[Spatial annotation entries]
○ ○ ○ ○ ○ ○ ○
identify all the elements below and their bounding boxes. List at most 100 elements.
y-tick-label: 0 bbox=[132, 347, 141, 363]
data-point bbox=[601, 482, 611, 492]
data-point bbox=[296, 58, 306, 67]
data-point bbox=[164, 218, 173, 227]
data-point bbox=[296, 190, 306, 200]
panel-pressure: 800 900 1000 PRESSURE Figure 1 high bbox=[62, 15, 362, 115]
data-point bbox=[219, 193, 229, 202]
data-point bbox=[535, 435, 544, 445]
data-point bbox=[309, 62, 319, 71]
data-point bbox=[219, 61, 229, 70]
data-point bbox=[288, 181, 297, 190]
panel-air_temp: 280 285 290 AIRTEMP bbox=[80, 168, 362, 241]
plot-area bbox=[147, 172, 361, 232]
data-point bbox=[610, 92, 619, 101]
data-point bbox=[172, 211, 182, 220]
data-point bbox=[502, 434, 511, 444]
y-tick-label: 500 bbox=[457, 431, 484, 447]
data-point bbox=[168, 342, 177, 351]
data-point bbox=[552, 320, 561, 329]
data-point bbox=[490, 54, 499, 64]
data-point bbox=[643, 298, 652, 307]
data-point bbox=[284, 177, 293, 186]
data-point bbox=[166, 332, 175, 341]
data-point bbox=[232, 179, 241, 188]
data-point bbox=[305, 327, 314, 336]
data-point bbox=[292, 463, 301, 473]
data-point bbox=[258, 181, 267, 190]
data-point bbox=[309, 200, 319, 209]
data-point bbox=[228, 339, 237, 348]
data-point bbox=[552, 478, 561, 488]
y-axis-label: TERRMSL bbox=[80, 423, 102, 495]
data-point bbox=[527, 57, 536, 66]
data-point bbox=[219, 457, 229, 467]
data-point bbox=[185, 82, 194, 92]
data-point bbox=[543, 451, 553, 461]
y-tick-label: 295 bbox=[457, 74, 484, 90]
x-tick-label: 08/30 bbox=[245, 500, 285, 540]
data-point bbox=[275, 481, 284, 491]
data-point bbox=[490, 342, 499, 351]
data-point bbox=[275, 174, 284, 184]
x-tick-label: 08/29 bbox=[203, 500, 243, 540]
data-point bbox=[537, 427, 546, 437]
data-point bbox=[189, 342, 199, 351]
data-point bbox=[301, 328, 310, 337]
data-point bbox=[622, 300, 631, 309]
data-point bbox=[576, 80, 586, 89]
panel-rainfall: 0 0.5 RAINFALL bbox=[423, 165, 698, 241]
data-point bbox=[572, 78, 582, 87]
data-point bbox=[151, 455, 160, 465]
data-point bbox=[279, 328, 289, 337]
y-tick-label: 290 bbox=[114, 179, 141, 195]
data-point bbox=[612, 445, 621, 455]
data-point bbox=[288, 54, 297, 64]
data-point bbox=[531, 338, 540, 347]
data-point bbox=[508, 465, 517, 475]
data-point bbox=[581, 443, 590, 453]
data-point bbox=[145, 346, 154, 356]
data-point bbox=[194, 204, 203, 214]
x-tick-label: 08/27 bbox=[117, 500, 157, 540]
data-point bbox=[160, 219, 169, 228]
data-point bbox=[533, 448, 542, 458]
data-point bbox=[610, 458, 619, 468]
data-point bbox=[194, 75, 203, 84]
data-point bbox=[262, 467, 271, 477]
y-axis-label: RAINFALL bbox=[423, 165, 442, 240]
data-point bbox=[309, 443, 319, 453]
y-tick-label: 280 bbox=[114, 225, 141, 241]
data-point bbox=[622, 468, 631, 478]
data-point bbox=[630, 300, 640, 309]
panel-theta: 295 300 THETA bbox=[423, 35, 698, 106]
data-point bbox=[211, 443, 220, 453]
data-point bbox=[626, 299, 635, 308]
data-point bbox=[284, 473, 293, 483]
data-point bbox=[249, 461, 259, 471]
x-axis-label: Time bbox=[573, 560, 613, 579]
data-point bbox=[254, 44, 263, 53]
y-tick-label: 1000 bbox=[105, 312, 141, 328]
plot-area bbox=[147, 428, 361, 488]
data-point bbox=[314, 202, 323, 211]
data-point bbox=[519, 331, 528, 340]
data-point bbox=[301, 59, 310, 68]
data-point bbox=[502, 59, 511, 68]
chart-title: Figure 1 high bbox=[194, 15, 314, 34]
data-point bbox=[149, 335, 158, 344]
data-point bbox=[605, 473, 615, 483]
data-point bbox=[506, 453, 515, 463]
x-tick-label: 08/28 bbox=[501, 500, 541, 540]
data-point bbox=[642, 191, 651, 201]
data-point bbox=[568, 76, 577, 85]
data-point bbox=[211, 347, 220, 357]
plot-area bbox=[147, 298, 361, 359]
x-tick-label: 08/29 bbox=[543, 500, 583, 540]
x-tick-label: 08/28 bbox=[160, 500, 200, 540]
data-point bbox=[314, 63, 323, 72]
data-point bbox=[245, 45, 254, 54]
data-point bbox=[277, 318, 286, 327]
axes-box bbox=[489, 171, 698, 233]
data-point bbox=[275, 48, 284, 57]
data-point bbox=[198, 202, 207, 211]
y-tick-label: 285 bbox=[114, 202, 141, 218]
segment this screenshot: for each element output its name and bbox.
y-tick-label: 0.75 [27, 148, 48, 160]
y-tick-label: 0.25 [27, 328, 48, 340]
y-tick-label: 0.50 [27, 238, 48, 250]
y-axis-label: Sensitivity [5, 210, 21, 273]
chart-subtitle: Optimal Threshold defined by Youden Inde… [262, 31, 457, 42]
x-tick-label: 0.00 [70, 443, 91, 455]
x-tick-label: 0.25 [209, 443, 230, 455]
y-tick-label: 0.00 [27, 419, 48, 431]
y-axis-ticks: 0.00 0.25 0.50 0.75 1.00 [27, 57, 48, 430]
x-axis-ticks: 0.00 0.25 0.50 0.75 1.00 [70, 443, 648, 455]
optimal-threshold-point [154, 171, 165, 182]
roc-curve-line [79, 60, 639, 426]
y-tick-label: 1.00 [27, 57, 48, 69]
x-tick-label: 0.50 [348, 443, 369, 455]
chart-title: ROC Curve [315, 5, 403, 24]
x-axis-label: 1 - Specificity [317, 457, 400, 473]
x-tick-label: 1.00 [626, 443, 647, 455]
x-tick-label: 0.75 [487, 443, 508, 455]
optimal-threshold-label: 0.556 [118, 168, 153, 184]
○ ○ ○ ○ ○ ○ ○
Copy every line of the listing above word for word, without any changes.

identify all the elements below and their bounding boxes. List at most 100 elements.
y-tick-label: 0 bbox=[132, 347, 141, 363]
data-point bbox=[601, 482, 611, 492]
data-point bbox=[296, 58, 306, 67]
data-point bbox=[164, 218, 173, 227]
data-point bbox=[296, 190, 306, 200]
panel-pressure: 800 900 1000 PRESSURE Figure 1 high bbox=[62, 15, 362, 115]
data-point bbox=[219, 193, 229, 202]
data-point bbox=[535, 435, 544, 445]
data-point bbox=[309, 62, 319, 71]
data-point bbox=[219, 61, 229, 70]
data-point bbox=[288, 181, 297, 190]
panel-air_temp: 280 285 290 AIRTEMP bbox=[80, 168, 362, 241]
plot-area bbox=[147, 172, 361, 232]
data-point bbox=[610, 92, 619, 101]
data-point bbox=[172, 211, 182, 220]
data-point bbox=[502, 434, 511, 444]
y-tick-label: 500 bbox=[457, 431, 484, 447]
data-point bbox=[168, 342, 177, 351]
data-point bbox=[552, 320, 561, 329]
data-point bbox=[490, 54, 499, 64]
data-point bbox=[643, 298, 652, 307]
data-point bbox=[284, 177, 293, 186]
data-point bbox=[166, 332, 175, 341]
data-point bbox=[232, 179, 241, 188]
data-point bbox=[305, 327, 314, 336]
data-point bbox=[292, 463, 301, 473]
data-point bbox=[258, 181, 267, 190]
data-point bbox=[309, 200, 319, 209]
data-point bbox=[228, 339, 237, 348]
data-point bbox=[552, 478, 561, 488]
y-axis-label: TERRMSL bbox=[80, 423, 102, 495]
data-point bbox=[527, 57, 536, 66]
data-point bbox=[219, 457, 229, 467]
data-point bbox=[185, 82, 194, 92]
data-point bbox=[543, 451, 553, 461]
y-tick-label: 295 bbox=[457, 74, 484, 90]
x-tick-label: 08/30 bbox=[245, 500, 285, 540]
data-point bbox=[275, 481, 284, 491]
data-point bbox=[490, 342, 499, 351]
data-point bbox=[275, 174, 284, 184]
x-tick-label: 08/29 bbox=[203, 500, 243, 540]
data-point bbox=[537, 427, 546, 437]
data-point bbox=[189, 342, 199, 351]
data-point bbox=[301, 328, 310, 337]
data-point bbox=[622, 300, 631, 309]
data-point bbox=[576, 80, 586, 89]
panel-rainfall: 0 0.5 RAINFALL bbox=[423, 165, 698, 241]
data-point bbox=[572, 78, 582, 87]
data-point bbox=[151, 455, 160, 465]
data-point bbox=[279, 328, 289, 337]
y-tick-label: 290 bbox=[114, 179, 141, 195]
data-point bbox=[612, 445, 621, 455]
data-point bbox=[288, 54, 297, 64]
data-point bbox=[531, 338, 540, 347]
data-point bbox=[508, 465, 517, 475]
data-point bbox=[581, 443, 590, 453]
data-point bbox=[145, 346, 154, 356]
data-point bbox=[194, 204, 203, 214]
x-tick-label: 08/27 bbox=[117, 500, 157, 540]
data-point bbox=[160, 219, 169, 228]
data-point bbox=[533, 448, 542, 458]
data-point bbox=[610, 458, 619, 468]
data-point bbox=[194, 75, 203, 84]
data-point bbox=[262, 467, 271, 477]
y-axis-label: RAINFALL bbox=[423, 165, 442, 240]
data-point bbox=[309, 443, 319, 453]
y-tick-label: 280 bbox=[114, 225, 141, 241]
data-point bbox=[622, 468, 631, 478]
data-point bbox=[630, 300, 640, 309]
panel-theta: 295 300 THETA bbox=[423, 35, 698, 106]
data-point bbox=[211, 443, 220, 453]
data-point bbox=[626, 299, 635, 308]
data-point bbox=[284, 473, 293, 483]
data-point bbox=[249, 461, 259, 471]
x-axis-label: Time bbox=[573, 560, 613, 579]
data-point bbox=[254, 44, 263, 53]
y-tick-label: 1000 bbox=[105, 312, 141, 328]
plot-area bbox=[147, 428, 361, 488]
data-point bbox=[314, 202, 323, 211]
data-point bbox=[519, 331, 528, 340]
data-point bbox=[301, 59, 310, 68]
data-point bbox=[502, 59, 511, 68]
chart-title: Figure 1 high bbox=[194, 15, 314, 34]
data-point bbox=[149, 335, 158, 344]
data-point bbox=[605, 473, 615, 483]
data-point bbox=[506, 453, 515, 463]
x-tick-label: 08/28 bbox=[501, 500, 541, 540]
data-point bbox=[642, 191, 651, 201]
data-point bbox=[568, 76, 577, 85]
data-point bbox=[211, 347, 220, 357]
plot-area bbox=[147, 298, 361, 359]
x-tick-label: 08/29 bbox=[543, 500, 583, 540]
x-tick-label: 08/28 bbox=[160, 500, 200, 540]
data-point bbox=[314, 63, 323, 72]
data-point bbox=[245, 45, 254, 54]
data-point bbox=[277, 318, 286, 327]
axes-box bbox=[489, 171, 698, 233]
data-point bbox=[275, 48, 284, 57]
data-point bbox=[198, 202, 207, 211]
y-tick-label: 285 bbox=[114, 202, 141, 218]
segment this screenshot: for each element output its name and bbox.
y-tick-label: 0.75 [27, 148, 48, 160]
y-tick-label: 0.25 [27, 328, 48, 340]
y-tick-label: 0.50 [27, 238, 48, 250]
y-axis-label: Sensitivity [5, 210, 21, 273]
chart-subtitle: Optimal Threshold defined by Youden Inde… [262, 31, 457, 42]
x-tick-label: 0.00 [70, 443, 91, 455]
x-tick-label: 0.25 [209, 443, 230, 455]
y-tick-label: 0.00 [27, 419, 48, 431]
y-axis-ticks: 0.00 0.25 0.50 0.75 1.00 [27, 57, 48, 430]
x-axis-ticks: 0.00 0.25 0.50 0.75 1.00 [70, 443, 648, 455]
optimal-threshold-point [154, 171, 165, 182]
roc-curve-line [79, 60, 639, 426]
y-tick-label: 1.00 [27, 57, 48, 69]
x-tick-label: 0.50 [348, 443, 369, 455]
chart-title: ROC Curve [315, 5, 403, 24]
x-axis-label: 1 - Specificity [317, 457, 400, 473]
x-tick-label: 1.00 [626, 443, 647, 455]
x-tick-label: 0.75 [487, 443, 508, 455]
optimal-threshold-label: 0.556 [118, 168, 153, 184]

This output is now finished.